Given text
-*-

Held to account: Exploring accountability for harassment in the workplace
Dr Galina Goncharenko discusses how to make organisations more accountable for workplace abuse.
The #MeToo movement highlighted the widespread nature of harassment in all its forms and prompted demands from the public to make organisations more accountable for workplace abuse. Responding to these calls, and applying the rigour of her accounting background, Dr Galina Goncharenko began to explore perceptions of accountability and the development of mechanisms to hold organisations to account.
Engagement as a research method
The innovative project employed user engagement as a way of uncovering important issues and finding solutions. In November 2019, Galina invited a group of non-academic partners to debate the issues of workplace misconduct at an ESRC Festival of Social Science event – #MeToo: A journey towards a harassment-free workplace – in November 2019. The panel comprised experts from local and national organisations, including Sussex Police, Martin Searle Solicitors, The Pensions Regulator, the Survivors’ Network and the Fawcett Society.
Galina explains the value of this approach: “By bringing people together in a space where they were willing to express their views – unhindered by major interference from a researcher – we unearthed a rich discourse that revealed the complexities surrounding the issue.”
A multidisciplinary approach
The event had the added advantage of encouraging collaboration among stakeholders from very different disciplines – legal, psychological and technological. “Engaging with people from a range of professional backgrounds can help to understand complex issues when there is no straightforward solution,” says Galina. “Research can facilitate this process. All the approaches to tackling this issue are equally important and will only work in synergy.”
“When a social movement like this happens, everyone has strong views. I tried to create a setting where everyone would feel comfortable to engage in a discussion, but there will always be different viewpoints due to people’s own experiences and backgrounds. This is a sensitive topic – not very typical for accounting research!”
Together with the group of non-academic partners, Galina went on to develop a best practice guide for organisations, outlining various approaches to halting the abuse of power.
Using technology to report harassment
Building on this work, Galina’s most recent research engagement project – The impact of harassment reporting technology on organisational accountability and psychological safety in the workplace – aims to inspire change in organisational practices and culture.
“It can be challenging for victims of harassment to use traditional ‘old-fashioned’ HR reporting practices,” explains Galina. “They could feel embarrassed and uncertain about how the complaint will be received, especially given the power imbalance that is so often part of harassment cases. This means harassment frequently remains underreported. Fortunately, we’ve recently seen the creation of a new market for digital harassment reporting tools, which can make it easier to report all forms of inappropriate workplace conduct.”
These new technologies not only help victims to share their experiences, but can also speed up investigations, improve the quality of evidence and enable better lines of communication.

-*-

[Region boundary data]
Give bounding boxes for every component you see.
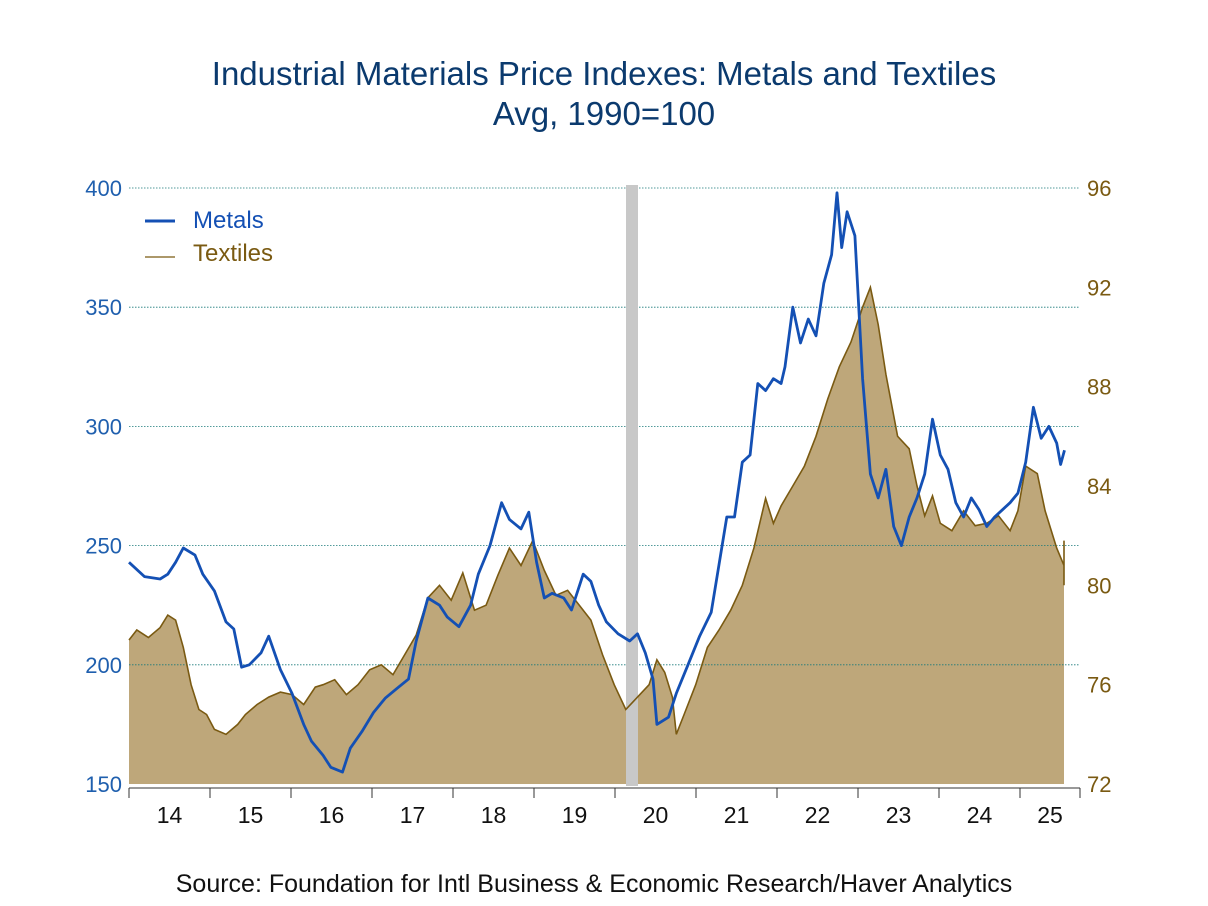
x-tick-label: 16 bbox=[319, 802, 345, 828]
x-tick-label: 24 bbox=[967, 802, 993, 828]
x-tick-label: 14 bbox=[157, 802, 183, 828]
y-right-tick-label: 84 bbox=[1087, 474, 1111, 499]
legend-textiles-label: Textiles bbox=[193, 240, 273, 267]
x-tick-label: 23 bbox=[886, 802, 912, 828]
y-right-tick-label: 92 bbox=[1087, 275, 1111, 300]
y-right-tick-label: 96 bbox=[1087, 176, 1111, 201]
y-right-tick-label: 72 bbox=[1087, 772, 1111, 797]
x-tick-label: 25 bbox=[1037, 802, 1063, 828]
recession-shading bbox=[626, 185, 638, 786]
y-right-tick-label: 80 bbox=[1087, 573, 1111, 598]
x-tick-label: 20 bbox=[643, 802, 669, 828]
source-note: Source: Foundation for Intl Business & E… bbox=[175, 870, 1013, 898]
chart-title: Industrial Materials Price Indexes: Meta… bbox=[211, 55, 997, 92]
legend-metals-label: Metals bbox=[193, 207, 264, 234]
chart-plot-area: 14 15 16 17 18 19 20 21 22 23 24 25 400 350 300 250 200 1… bbox=[85, 176, 1111, 828]
y-left-tick-label: 300 bbox=[85, 414, 122, 439]
y-right-tick-label: 76 bbox=[1087, 673, 1111, 698]
y-left-tick-label: 250 bbox=[85, 534, 122, 559]
x-tick-label: 15 bbox=[238, 802, 264, 828]
y-left-tick-label: 400 bbox=[85, 176, 122, 201]
textiles-area bbox=[129, 287, 1064, 784]
metals-line bbox=[128, 191, 1066, 774]
y-left-tick-label: 150 bbox=[85, 772, 122, 797]
y-right-tick-label: 88 bbox=[1087, 375, 1111, 400]
chart-subtitle: Avg, 1990=100 bbox=[492, 95, 716, 132]
y-left-tick-label: 200 bbox=[85, 653, 122, 678]
x-tick-label: 19 bbox=[562, 802, 588, 828]
x-tick-label: 22 bbox=[805, 802, 831, 828]
textiles-line bbox=[128, 284, 1065, 736]
x-tick-label: 18 bbox=[481, 802, 507, 828]
y-left-tick-label: 350 bbox=[85, 295, 122, 320]
x-tick-label: 21 bbox=[724, 802, 750, 828]
x-tick-label: 17 bbox=[400, 802, 426, 828]
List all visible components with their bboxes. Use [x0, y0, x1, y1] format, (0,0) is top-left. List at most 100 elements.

-*-

Carry the piece on accountability for workplace harassment forward from its final sentence.

Written response
As part of this project, Galina has set up an online professional community, known as Empowering Workplaces, to bring together the organisations that are developing harassment reporting technology with those which are beginning to use it. “We hope to build a community of practice to share learning and facilitate the effective use of technology,” says Galina. “We will also meet with partner organisations to co-produce effective practices and disseminate our findings through webinars.”
Key participants from the ESRC event, including Brighton & Hove City Council and Sussex Police, are taking part in this project and are beginning to implement these reporting tools in their workplaces.
Accountability within NGOs
Galina is currently studying how the #MeToo movement prompted interest in the accountability of NGOs for the abuse of power and sexual exploitation of field workers in developing countries. For this project, she is using netnography – a form of social media analysis rooted in ethnography. This involves analysing relevant discussions and comments on social media platforms, identifying diverse opinions and uncovering key patterns and themes.
“The preliminary findings reveal that, as an outcome of the #MeToo movement, NGOs’ supporters have started to pay close attention to the ethical aspects of NGOs’ performance and activism,” Galina explains. “This will require the sector to prepare to make significant transformations.”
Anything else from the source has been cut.